§ **Exercise requirements**
Retype all material exactly. Pictures stay out of the copy.

§ **Materials provided**
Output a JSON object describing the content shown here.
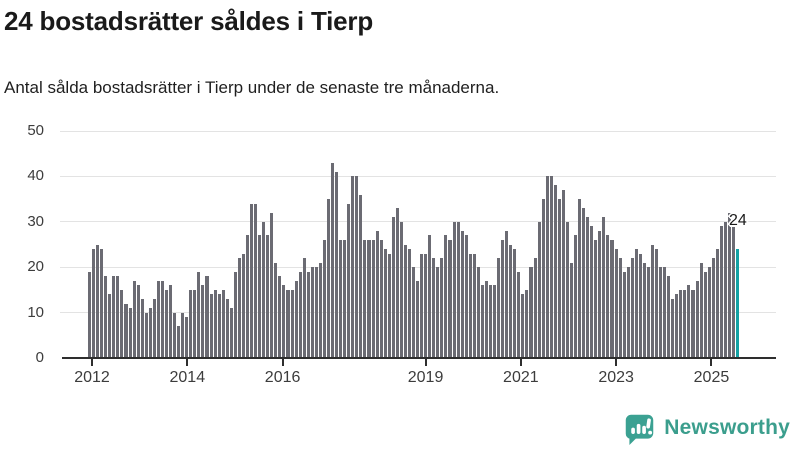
{
  "header": {
    "title": "24 bostadsrätter såldes i Tierp",
    "subtitle": "Antal sålda bostadsrätter i Tierp under de senaste tre månaderna."
  },
  "annotation": {
    "label": "24"
  },
  "branding": {
    "name": "Newsworthy",
    "icon": "newsworthy-speech-bubble-chart-icon",
    "color": "#3b9e8d"
  },
  "colors": {
    "bar": "#6b6b73",
    "highlight_bar": "#14a2a4",
    "grid": "#e3e3e3",
    "axis": "#2e2e2e",
    "text": "#1a1a1a"
  },
  "chart_data": {
    "type": "bar",
    "title": "24 bostadsrätter såldes i Tierp",
    "subtitle": "Antal sålda bostadsrätter i Tierp under de senaste tre månaderna.",
    "unit": "sålda bostadsrätter (rullande tre månader)",
    "start_month": "2012-01",
    "frequency": "monthly",
    "ylim": [
      0,
      50
    ],
    "y_ticks": [
      0,
      10,
      20,
      30,
      40,
      50
    ],
    "x_ticks": [
      2012,
      2014,
      2016,
      2019,
      2021,
      2023,
      2025
    ],
    "grid": "horizontal",
    "highlight_last": true,
    "last_value_label": "24",
    "values": [
      19,
      24,
      25,
      24,
      18,
      14,
      18,
      18,
      15,
      12,
      11,
      17,
      16,
      13,
      10,
      11,
      13,
      17,
      17,
      15,
      16,
      10,
      7,
      10,
      9,
      15,
      15,
      19,
      16,
      18,
      14,
      15,
      14,
      15,
      13,
      11,
      19,
      22,
      23,
      27,
      34,
      34,
      27,
      30,
      27,
      32,
      21,
      18,
      16,
      15,
      15,
      17,
      19,
      22,
      19,
      20,
      20,
      21,
      26,
      35,
      43,
      41,
      26,
      26,
      34,
      40,
      40,
      36,
      26,
      26,
      26,
      28,
      26,
      24,
      23,
      31,
      33,
      30,
      25,
      24,
      20,
      17,
      23,
      23,
      27,
      22,
      20,
      22,
      27,
      26,
      30,
      30,
      28,
      27,
      23,
      23,
      20,
      16,
      17,
      16,
      16,
      22,
      26,
      28,
      25,
      24,
      19,
      14,
      15,
      20,
      22,
      30,
      35,
      40,
      40,
      38,
      35,
      37,
      30,
      21,
      27,
      35,
      33,
      31,
      29,
      26,
      28,
      31,
      27,
      26,
      24,
      22,
      19,
      20,
      22,
      24,
      23,
      21,
      20,
      25,
      24,
      20,
      20,
      18,
      13,
      14,
      15,
      15,
      16,
      15,
      17,
      21,
      19,
      20,
      22,
      24,
      29,
      30,
      32,
      29,
      24
    ]
  }
}
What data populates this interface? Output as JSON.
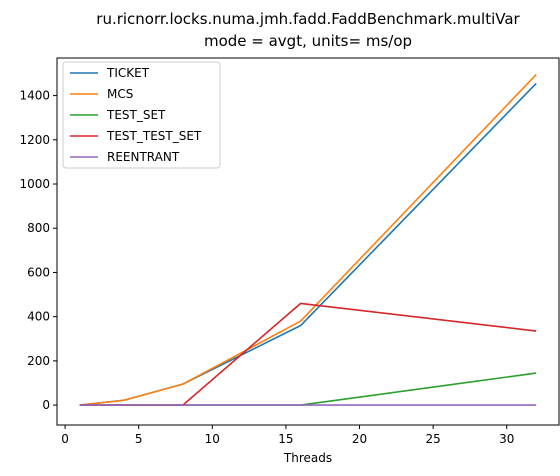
{
  "chart_data": {
    "type": "line",
    "title": "ru.ricnorr.locks.numa.jmh.fadd.FaddBenchmark.multiVar",
    "subtitle": "mode = avgt, units= ms/op",
    "xlabel": "Threads",
    "ylabel": "",
    "xlim": [
      -0.55,
      33.55
    ],
    "ylim": [
      -90,
      1570
    ],
    "xticks": [
      0,
      5,
      10,
      15,
      20,
      25,
      30
    ],
    "yticks": [
      0,
      200,
      400,
      600,
      800,
      1000,
      1200,
      1400
    ],
    "grid": false,
    "legend_position": "top-left",
    "x": [
      1,
      4,
      8,
      16,
      32
    ],
    "series": [
      {
        "name": "TICKET",
        "color": "#1f77b4",
        "values": [
          0,
          22,
          95,
          360,
          1455
        ]
      },
      {
        "name": "MCS",
        "color": "#ff7f0e",
        "values": [
          0,
          22,
          95,
          380,
          1495
        ]
      },
      {
        "name": "TEST_SET",
        "color": "#2ca02c",
        "values": [
          0,
          0,
          0,
          0,
          145
        ]
      },
      {
        "name": "TEST_TEST_SET",
        "color": "#d62728",
        "values": [
          0,
          0,
          0,
          460,
          335
        ]
      },
      {
        "name": "REENTRANT",
        "color": "#9467bd",
        "values": [
          0,
          0,
          0,
          0,
          0
        ]
      }
    ]
  }
}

§ **Output below**
Output a JSON object describing the content shown here.
{
  "header": {
    "title": "24 bostadsrätter såldes i Tierp",
    "subtitle": "Antal sålda bostadsrätter i Tierp under de senaste tre månaderna."
  },
  "annotation": {
    "label": "24"
  },
  "branding": {
    "name": "Newsworthy",
    "icon": "newsworthy-speech-bubble-chart-icon",
    "color": "#3b9e8d"
  },
  "colors": {
    "bar": "#6b6b73",
    "highlight_bar": "#14a2a4",
    "grid": "#e3e3e3",
    "axis": "#2e2e2e",
    "text": "#1a1a1a"
  },
  "chart_data": {
    "type": "bar",
    "title": "24 bostadsrätter såldes i Tierp",
    "subtitle": "Antal sålda bostadsrätter i Tierp under de senaste tre månaderna.",
    "unit": "sålda bostadsrätter (rullande tre månader)",
    "start_month": "2012-01",
    "frequency": "monthly",
    "ylim": [
      0,
      50
    ],
    "y_ticks": [
      0,
      10,
      20,
      30,
      40,
      50
    ],
    "x_ticks": [
      2012,
      2014,
      2016,
      2019,
      2021,
      2023,
      2025
    ],
    "grid": "horizontal",
    "highlight_last": true,
    "last_value_label": "24",
    "values": [
      19,
      24,
      25,
      24,
      18,
      14,
      18,
      18,
      15,
      12,
      11,
      17,
      16,
      13,
      10,
      11,
      13,
      17,
      17,
      15,
      16,
      10,
      7,
      10,
      9,
      15,
      15,
      19,
      16,
      18,
      14,
      15,
      14,
      15,
      13,
      11,
      19,
      22,
      23,
      27,
      34,
      34,
      27,
      30,
      27,
      32,
      21,
      18,
      16,
      15,
      15,
      17,
      19,
      22,
      19,
      20,
      20,
      21,
      26,
      35,
      43,
      41,
      26,
      26,
      34,
      40,
      40,
      36,
      26,
      26,
      26,
      28,
      26,
      24,
      23,
      31,
      33,
      30,
      25,
      24,
      20,
      17,
      23,
      23,
      27,
      22,
      20,
      22,
      27,
      26,
      30,
      30,
      28,
      27,
      23,
      23,
      20,
      16,
      17,
      16,
      16,
      22,
      26,
      28,
      25,
      24,
      19,
      14,
      15,
      20,
      22,
      30,
      35,
      40,
      40,
      38,
      35,
      37,
      30,
      21,
      27,
      35,
      33,
      31,
      29,
      26,
      28,
      31,
      27,
      26,
      24,
      22,
      19,
      20,
      22,
      24,
      23,
      21,
      20,
      25,
      24,
      20,
      20,
      18,
      13,
      14,
      15,
      15,
      16,
      15,
      17,
      21,
      19,
      20,
      22,
      24,
      29,
      30,
      32,
      29,
      24
    ]
  }
}
What data populates this interface? Output as JSON.
{
  "chart_data": {
    "type": "line",
    "title": "ru.ricnorr.locks.numa.jmh.fadd.FaddBenchmark.multiVar",
    "subtitle": "mode = avgt, units= ms/op",
    "xlabel": "Threads",
    "ylabel": "",
    "xlim": [
      -0.55,
      33.55
    ],
    "ylim": [
      -90,
      1570
    ],
    "xticks": [
      0,
      5,
      10,
      15,
      20,
      25,
      30
    ],
    "yticks": [
      0,
      200,
      400,
      600,
      800,
      1000,
      1200,
      1400
    ],
    "grid": false,
    "legend_position": "top-left",
    "x": [
      1,
      4,
      8,
      16,
      32
    ],
    "series": [
      {
        "name": "TICKET",
        "color": "#1f77b4",
        "values": [
          0,
          22,
          95,
          360,
          1455
        ]
      },
      {
        "name": "MCS",
        "color": "#ff7f0e",
        "values": [
          0,
          22,
          95,
          380,
          1495
        ]
      },
      {
        "name": "TEST_SET",
        "color": "#2ca02c",
        "values": [
          0,
          0,
          0,
          0,
          145
        ]
      },
      {
        "name": "TEST_TEST_SET",
        "color": "#d62728",
        "values": [
          0,
          0,
          0,
          460,
          335
        ]
      },
      {
        "name": "REENTRANT",
        "color": "#9467bd",
        "values": [
          0,
          0,
          0,
          0,
          0
        ]
      }
    ]
  }
}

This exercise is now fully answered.